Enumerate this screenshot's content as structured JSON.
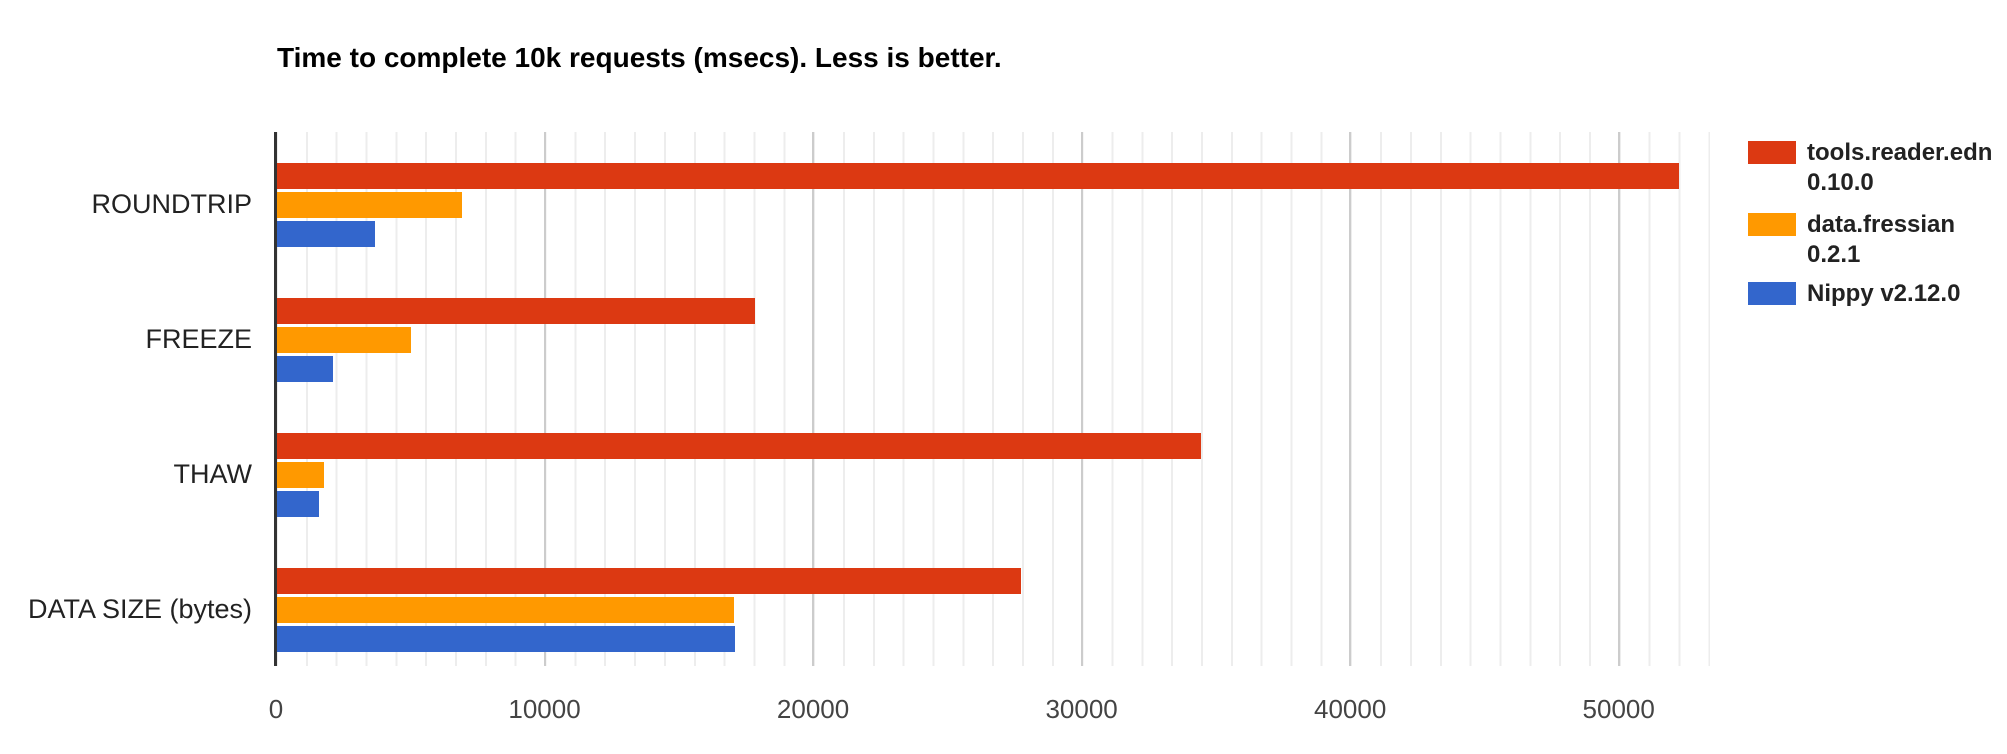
{
  "chart_data": {
    "type": "bar",
    "orientation": "horizontal",
    "title": "Time to complete 10k requests (msecs). Less is better.",
    "xlabel": "",
    "ylabel": "",
    "categories": [
      "ROUNDTRIP",
      "FREEZE",
      "THAW",
      "DATA SIZE (bytes)"
    ],
    "series": [
      {
        "name": "tools.reader.edn 0.10.0",
        "color": "#dc3912",
        "values": [
          52200,
          17800,
          34400,
          27700
        ]
      },
      {
        "name": "data.fressian 0.2.1",
        "color": "#ff9900",
        "values": [
          6900,
          5000,
          1750,
          17000
        ]
      },
      {
        "name": "Nippy v2.12.0",
        "color": "#3366cc",
        "values": [
          3650,
          2100,
          1550,
          17050
        ]
      }
    ],
    "x_ticks": [
      0,
      10000,
      20000,
      30000,
      40000,
      50000
    ],
    "x_max": 53400,
    "grid": true,
    "minor_grid": true,
    "legend_position": "right"
  },
  "colors": {
    "axis_line": "#333333",
    "major_gridline": "#cccccc",
    "minor_gridline": "#ededed",
    "title_text": "#000000",
    "category_text": "#222222",
    "tick_text": "#444444",
    "legend_text": "#222222",
    "background": "#ffffff"
  }
}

* * * * *

__Instruction__. Scan the data above; copy every line where "name" appears.

__Exercise response__.
        "name": "tools.reader.edn 0.10.0",
        "name": "data.fressian 0.2.1",
        "name": "Nippy v2.12.0",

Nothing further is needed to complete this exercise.